*BRIEF*. Continue the overview page for the paper on the δA isoform of calmodulin kinase II and cardiac hypertrophy, starting after its final line.

*EXTRACTED TEXT*.
--- START ---
The δA Isoform of Calmodulin Kinase II Mediates Pathological Cardiac Hypertrophy by Interfering with the HDAC4-MEF2 Signaling Pathway

Overview

Journal Biochem Biophys Res Commun

Publisher Elsevier

Specialty Biochemistry

Date 2011 May 11

PMID 21554860

Citations 15

Authors

Changlin Li

Xiangyu Cai

Haili Sun

Ting Bai

Xilong Zheng

Xing Wang Zhou

Xiongwen Chen

Donald L Gill

Jing Li

Xiang D Tang

Affiliations

Soon will be listed here.
--- END ---
Document layout analysis data:
--- START ---
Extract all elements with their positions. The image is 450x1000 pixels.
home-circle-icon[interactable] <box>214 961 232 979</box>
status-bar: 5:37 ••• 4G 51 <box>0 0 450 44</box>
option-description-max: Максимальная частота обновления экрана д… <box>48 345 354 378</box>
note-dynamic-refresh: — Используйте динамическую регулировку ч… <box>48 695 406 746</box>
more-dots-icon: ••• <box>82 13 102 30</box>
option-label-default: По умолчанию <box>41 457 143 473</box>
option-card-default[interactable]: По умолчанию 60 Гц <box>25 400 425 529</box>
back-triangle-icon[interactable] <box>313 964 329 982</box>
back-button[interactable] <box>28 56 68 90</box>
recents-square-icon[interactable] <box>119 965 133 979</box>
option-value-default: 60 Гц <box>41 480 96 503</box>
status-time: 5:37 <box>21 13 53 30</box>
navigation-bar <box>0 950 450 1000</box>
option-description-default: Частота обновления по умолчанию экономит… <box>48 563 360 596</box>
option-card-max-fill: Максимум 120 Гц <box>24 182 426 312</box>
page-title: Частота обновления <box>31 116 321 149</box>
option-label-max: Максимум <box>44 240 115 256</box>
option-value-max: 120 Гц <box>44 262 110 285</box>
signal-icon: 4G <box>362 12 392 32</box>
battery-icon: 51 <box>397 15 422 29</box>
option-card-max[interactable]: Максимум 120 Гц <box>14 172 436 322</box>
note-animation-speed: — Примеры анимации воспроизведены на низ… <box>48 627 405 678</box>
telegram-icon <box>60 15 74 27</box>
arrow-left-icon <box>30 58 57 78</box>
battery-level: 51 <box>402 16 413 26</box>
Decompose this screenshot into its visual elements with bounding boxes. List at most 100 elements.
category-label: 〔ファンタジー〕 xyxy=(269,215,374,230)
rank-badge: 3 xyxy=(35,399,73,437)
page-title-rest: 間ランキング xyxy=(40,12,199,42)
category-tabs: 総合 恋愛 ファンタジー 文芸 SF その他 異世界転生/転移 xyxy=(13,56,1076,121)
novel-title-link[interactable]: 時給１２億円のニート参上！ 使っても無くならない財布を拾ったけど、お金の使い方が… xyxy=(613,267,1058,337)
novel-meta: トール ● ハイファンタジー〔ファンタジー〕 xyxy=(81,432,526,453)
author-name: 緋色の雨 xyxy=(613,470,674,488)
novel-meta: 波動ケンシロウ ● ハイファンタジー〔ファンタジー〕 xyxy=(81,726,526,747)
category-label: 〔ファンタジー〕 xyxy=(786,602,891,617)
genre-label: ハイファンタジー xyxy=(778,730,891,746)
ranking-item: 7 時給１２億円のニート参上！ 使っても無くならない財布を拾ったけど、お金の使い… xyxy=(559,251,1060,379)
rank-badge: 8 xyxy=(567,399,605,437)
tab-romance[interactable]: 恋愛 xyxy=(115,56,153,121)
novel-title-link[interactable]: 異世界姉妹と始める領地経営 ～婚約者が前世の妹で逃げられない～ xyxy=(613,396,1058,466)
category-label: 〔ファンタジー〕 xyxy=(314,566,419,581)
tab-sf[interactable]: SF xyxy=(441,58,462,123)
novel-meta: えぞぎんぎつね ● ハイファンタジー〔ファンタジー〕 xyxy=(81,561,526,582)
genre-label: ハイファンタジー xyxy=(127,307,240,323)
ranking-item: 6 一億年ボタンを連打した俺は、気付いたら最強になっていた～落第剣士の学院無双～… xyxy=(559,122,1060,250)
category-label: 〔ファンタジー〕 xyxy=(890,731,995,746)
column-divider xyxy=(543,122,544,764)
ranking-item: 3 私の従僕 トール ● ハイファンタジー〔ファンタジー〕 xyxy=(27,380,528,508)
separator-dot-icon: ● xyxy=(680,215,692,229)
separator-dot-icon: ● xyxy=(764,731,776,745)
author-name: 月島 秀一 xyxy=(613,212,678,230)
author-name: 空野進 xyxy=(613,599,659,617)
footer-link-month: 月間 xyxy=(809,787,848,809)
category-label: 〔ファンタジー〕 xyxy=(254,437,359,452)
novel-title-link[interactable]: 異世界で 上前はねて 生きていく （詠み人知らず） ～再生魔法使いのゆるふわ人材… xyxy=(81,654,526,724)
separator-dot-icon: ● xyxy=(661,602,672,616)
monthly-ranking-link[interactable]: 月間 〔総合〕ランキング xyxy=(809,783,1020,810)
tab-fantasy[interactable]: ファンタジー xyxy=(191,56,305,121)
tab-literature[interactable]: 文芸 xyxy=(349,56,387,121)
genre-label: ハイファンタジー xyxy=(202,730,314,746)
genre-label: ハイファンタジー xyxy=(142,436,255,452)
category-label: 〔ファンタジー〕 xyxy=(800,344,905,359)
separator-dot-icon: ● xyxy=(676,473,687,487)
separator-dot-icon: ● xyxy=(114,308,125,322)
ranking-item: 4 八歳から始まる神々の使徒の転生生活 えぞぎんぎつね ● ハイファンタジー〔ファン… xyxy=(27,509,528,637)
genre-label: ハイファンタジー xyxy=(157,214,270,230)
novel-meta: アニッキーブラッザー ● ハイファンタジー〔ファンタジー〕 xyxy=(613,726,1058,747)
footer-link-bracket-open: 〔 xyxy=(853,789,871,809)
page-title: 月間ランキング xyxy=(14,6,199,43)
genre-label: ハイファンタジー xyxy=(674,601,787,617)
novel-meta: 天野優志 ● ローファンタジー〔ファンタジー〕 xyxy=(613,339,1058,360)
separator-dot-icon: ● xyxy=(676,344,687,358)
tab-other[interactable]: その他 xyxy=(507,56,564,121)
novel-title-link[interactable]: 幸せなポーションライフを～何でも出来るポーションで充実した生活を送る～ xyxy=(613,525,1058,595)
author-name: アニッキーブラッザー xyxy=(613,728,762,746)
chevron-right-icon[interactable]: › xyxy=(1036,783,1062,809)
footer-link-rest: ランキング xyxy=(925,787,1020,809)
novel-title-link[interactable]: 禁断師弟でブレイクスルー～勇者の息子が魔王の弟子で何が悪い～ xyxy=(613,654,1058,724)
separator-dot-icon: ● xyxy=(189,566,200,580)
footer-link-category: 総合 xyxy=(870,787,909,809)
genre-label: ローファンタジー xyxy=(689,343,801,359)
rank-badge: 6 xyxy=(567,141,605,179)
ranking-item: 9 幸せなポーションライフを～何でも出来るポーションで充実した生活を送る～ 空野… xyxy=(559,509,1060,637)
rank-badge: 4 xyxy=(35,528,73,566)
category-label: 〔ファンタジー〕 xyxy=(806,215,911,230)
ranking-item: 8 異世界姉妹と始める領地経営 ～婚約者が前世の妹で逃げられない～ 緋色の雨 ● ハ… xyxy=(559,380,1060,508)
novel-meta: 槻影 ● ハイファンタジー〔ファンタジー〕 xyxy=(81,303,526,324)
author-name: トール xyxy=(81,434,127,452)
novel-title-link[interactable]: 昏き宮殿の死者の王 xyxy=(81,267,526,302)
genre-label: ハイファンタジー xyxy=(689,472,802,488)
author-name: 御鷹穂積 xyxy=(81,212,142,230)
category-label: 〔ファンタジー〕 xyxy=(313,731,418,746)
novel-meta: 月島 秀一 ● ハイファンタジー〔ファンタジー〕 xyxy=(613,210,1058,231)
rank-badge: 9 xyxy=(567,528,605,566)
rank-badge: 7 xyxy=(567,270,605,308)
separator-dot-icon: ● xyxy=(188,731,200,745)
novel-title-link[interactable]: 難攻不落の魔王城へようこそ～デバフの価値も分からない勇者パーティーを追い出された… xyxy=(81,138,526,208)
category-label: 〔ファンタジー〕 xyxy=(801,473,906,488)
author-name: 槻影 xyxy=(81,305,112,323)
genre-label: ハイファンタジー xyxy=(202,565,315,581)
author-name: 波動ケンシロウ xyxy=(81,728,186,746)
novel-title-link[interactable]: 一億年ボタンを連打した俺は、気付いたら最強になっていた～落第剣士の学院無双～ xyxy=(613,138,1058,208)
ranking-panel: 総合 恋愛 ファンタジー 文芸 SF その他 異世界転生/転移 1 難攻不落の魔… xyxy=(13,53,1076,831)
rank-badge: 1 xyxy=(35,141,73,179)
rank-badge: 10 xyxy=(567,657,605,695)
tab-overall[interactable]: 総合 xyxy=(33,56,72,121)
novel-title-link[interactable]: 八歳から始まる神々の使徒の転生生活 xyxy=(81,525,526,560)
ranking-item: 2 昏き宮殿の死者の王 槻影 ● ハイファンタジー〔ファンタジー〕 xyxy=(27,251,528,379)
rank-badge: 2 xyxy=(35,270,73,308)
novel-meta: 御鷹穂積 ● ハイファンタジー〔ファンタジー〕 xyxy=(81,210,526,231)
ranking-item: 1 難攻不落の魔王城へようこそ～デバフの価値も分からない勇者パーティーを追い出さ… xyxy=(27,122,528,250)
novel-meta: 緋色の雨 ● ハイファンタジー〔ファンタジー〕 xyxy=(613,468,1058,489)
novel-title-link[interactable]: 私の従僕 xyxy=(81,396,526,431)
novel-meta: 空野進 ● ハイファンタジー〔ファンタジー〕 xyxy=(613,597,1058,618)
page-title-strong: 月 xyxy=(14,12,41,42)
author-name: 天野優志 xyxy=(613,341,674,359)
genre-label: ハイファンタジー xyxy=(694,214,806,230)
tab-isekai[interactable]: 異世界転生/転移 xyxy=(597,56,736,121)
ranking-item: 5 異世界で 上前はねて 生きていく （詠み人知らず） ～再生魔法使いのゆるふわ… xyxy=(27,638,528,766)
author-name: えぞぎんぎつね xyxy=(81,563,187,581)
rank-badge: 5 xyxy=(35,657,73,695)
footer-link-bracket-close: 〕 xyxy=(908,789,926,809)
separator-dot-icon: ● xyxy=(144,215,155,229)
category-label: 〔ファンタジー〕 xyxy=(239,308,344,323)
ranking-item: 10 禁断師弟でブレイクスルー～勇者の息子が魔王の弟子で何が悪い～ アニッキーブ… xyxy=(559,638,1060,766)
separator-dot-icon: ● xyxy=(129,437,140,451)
--- END ---
*RESPONSE BOX*.
Abstract

Ca(2+)/calmodulin-dependent protein kinase II (CaMKII) is a new promising target for prevention and treatment of cardiac hypertrophy and heart failure. There are three δ isoforms of CaMKII in the heart and previous studies focused primarily on δB and δC types. Here we report the δA isoform of CaMKII is also critically involved in cardiac hypertrophy. We found that δA was significantly upregulated in pathological cardiac hypertrophy in both neonatal and adult models. Upregulation of δA was accompanied by cell enlargement, sarcomere reorganization and reactivation of various hypertrophic cardiac genes including atrial natriuretic factor (ANF) and β-myocin heavy chain (β-MHC). Studies further indicated the pathological changes were largely blunted by silencing the δA gene and an underlying mechanism indicated selective interference with the HDAC4-MEF2 signaling pathway. These results provide new evidence for selective interfering cardiac hypertrophy and heart failure when CaMKII is considered as a therapeutic target.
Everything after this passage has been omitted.